**DO THIS:** Write out every single entry exactly.

**RECORDS PROVIDED:**

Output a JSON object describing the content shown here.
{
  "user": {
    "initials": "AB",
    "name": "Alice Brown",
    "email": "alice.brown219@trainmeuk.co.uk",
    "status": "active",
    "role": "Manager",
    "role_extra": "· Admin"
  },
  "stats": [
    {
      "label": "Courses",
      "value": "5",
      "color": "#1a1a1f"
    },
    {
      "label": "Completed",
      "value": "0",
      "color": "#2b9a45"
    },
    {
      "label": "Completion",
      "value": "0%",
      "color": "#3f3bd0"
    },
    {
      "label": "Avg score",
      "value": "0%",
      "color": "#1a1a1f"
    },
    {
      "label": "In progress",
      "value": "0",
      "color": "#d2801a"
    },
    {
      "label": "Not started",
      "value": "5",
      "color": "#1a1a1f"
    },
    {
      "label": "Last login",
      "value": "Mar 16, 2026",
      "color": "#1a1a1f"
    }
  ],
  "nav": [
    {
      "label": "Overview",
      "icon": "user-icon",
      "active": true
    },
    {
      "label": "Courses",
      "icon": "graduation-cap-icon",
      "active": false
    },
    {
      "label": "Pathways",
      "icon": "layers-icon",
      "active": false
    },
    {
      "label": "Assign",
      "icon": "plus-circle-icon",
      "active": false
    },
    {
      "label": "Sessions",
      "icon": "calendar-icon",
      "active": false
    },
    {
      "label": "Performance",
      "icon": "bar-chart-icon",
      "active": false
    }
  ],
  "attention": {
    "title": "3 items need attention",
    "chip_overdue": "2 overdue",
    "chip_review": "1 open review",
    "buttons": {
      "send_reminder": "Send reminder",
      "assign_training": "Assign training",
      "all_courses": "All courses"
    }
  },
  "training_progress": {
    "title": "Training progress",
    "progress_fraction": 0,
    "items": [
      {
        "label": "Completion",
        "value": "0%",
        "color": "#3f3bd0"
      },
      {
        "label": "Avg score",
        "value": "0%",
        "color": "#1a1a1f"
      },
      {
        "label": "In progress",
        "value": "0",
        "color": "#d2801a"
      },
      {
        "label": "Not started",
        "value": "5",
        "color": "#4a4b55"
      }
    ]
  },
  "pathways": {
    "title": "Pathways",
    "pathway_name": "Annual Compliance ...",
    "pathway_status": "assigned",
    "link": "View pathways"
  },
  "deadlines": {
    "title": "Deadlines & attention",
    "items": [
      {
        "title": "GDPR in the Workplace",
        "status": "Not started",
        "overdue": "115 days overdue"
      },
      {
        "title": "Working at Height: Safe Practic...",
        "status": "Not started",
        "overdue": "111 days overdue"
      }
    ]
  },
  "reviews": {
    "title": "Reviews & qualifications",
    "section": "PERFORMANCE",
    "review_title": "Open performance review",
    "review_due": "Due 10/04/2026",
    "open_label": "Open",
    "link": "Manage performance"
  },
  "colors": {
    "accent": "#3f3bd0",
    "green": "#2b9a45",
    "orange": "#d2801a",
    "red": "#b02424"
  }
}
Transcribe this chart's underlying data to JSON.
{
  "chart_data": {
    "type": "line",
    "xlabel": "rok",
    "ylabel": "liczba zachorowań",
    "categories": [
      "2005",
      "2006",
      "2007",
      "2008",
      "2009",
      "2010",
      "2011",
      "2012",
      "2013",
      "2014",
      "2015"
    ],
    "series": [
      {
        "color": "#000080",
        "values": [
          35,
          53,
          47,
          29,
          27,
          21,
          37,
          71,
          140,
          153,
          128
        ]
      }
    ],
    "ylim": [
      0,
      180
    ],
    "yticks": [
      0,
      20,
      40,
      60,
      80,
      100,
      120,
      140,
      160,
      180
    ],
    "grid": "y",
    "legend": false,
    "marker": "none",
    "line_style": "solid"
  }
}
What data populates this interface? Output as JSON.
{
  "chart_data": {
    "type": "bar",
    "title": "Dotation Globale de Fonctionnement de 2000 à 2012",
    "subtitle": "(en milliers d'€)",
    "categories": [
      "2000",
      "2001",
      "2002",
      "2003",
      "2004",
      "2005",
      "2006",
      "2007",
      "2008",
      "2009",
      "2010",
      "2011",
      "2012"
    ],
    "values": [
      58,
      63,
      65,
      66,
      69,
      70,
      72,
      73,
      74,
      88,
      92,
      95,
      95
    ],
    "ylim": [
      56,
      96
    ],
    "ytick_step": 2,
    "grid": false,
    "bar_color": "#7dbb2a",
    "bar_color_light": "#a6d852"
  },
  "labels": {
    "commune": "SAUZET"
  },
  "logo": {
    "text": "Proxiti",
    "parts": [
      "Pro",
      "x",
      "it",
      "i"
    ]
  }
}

**REPLY TO THE EXERCISE:**
Output a JSON object describing the content shown here.
{
  "user": {
    "initials": "AB",
    "name": "Alice Brown",
    "email": "alice.brown219@trainmeuk.co.uk",
    "status": "active",
    "role": "Manager",
    "role_extra": "· Admin"
  },
  "stats": [
    {
      "label": "Courses",
      "value": "5",
      "color": "#1a1a1f"
    },
    {
      "label": "Completed",
      "value": "0",
      "color": "#2b9a45"
    },
    {
      "label": "Completion",
      "value": "0%",
      "color": "#3f3bd0"
    },
    {
      "label": "Avg score",
      "value": "0%",
      "color": "#1a1a1f"
    },
    {
      "label": "In progress",
      "value": "0",
      "color": "#d2801a"
    },
    {
      "label": "Not started",
      "value": "5",
      "color": "#1a1a1f"
    },
    {
      "label": "Last login",
      "value": "Mar 16, 2026",
      "color": "#1a1a1f"
    }
  ],
  "nav": [
    {
      "label": "Overview",
      "icon": "user-icon",
      "active": true
    },
    {
      "label": "Courses",
      "icon": "graduation-cap-icon",
      "active": false
    },
    {
      "label": "Pathways",
      "icon": "layers-icon",
      "active": false
    },
    {
      "label": "Assign",
      "icon": "plus-circle-icon",
      "active": false
    },
    {
      "label": "Sessions",
      "icon": "calendar-icon",
      "active": false
    },
    {
      "label": "Performance",
      "icon": "bar-chart-icon",
      "active": false
    }
  ],
  "attention": {
    "title": "3 items need attention",
    "chip_overdue": "2 overdue",
    "chip_review": "1 open review",
    "buttons": {
      "send_reminder": "Send reminder",
      "assign_training": "Assign training",
      "all_courses": "All courses"
    }
  },
  "training_progress": {
    "title": "Training progress",
    "progress_fraction": 0,
    "items": [
      {
        "label": "Completion",
        "value": "0%",
        "color": "#3f3bd0"
      },
      {
        "label": "Avg score",
        "value": "0%",
        "color": "#1a1a1f"
      },
      {
        "label": "In progress",
        "value": "0",
        "color": "#d2801a"
      },
      {
        "label": "Not started",
        "value": "5",
        "color": "#4a4b55"
      }
    ]
  },
  "pathways": {
    "title": "Pathways",
    "pathway_name": "Annual Compliance ...",
    "pathway_status": "assigned",
    "link": "View pathways"
  },
  "deadlines": {
    "title": "Deadlines & attention",
    "items": [
      {
        "title": "GDPR in the Workplace",
        "status": "Not started",
        "overdue": "115 days overdue"
      },
      {
        "title": "Working at Height: Safe Practic...",
        "status": "Not started",
        "overdue": "111 days overdue"
      }
    ]
  },
  "reviews": {
    "title": "Reviews & qualifications",
    "section": "PERFORMANCE",
    "review_title": "Open performance review",
    "review_due": "Due 10/04/2026",
    "open_label": "Open",
    "link": "Manage performance"
  },
  "colors": {
    "accent": "#3f3bd0",
    "green": "#2b9a45",
    "orange": "#d2801a",
    "red": "#b02424"
  }
}
Transcribe this chart's underlying data to JSON.
{
  "chart_data": {
    "type": "line",
    "xlabel": "rok",
    "ylabel": "liczba zachorowań",
    "categories": [
      "2005",
      "2006",
      "2007",
      "2008",
      "2009",
      "2010",
      "2011",
      "2012",
      "2013",
      "2014",
      "2015"
    ],
    "series": [
      {
        "color": "#000080",
        "values": [
          35,
          53,
          47,
          29,
          27,
          21,
          37,
          71,
          140,
          153,
          128
        ]
      }
    ],
    "ylim": [
      0,
      180
    ],
    "yticks": [
      0,
      20,
      40,
      60,
      80,
      100,
      120,
      140,
      160,
      180
    ],
    "grid": "y",
    "legend": false,
    "marker": "none",
    "line_style": "solid"
  }
}
What data populates this interface? Output as JSON.
{
  "chart_data": {
    "type": "bar",
    "title": "Dotation Globale de Fonctionnement de 2000 à 2012",
    "subtitle": "(en milliers d'€)",
    "categories": [
      "2000",
      "2001",
      "2002",
      "2003",
      "2004",
      "2005",
      "2006",
      "2007",
      "2008",
      "2009",
      "2010",
      "2011",
      "2012"
    ],
    "values": [
      58,
      63,
      65,
      66,
      69,
      70,
      72,
      73,
      74,
      88,
      92,
      95,
      95
    ],
    "ylim": [
      56,
      96
    ],
    "ytick_step": 2,
    "grid": false,
    "bar_color": "#7dbb2a",
    "bar_color_light": "#a6d852"
  },
  "labels": {
    "commune": "SAUZET"
  },
  "logo": {
    "text": "Proxiti",
    "parts": [
      "Pro",
      "x",
      "it",
      "i"
    ]
  }
}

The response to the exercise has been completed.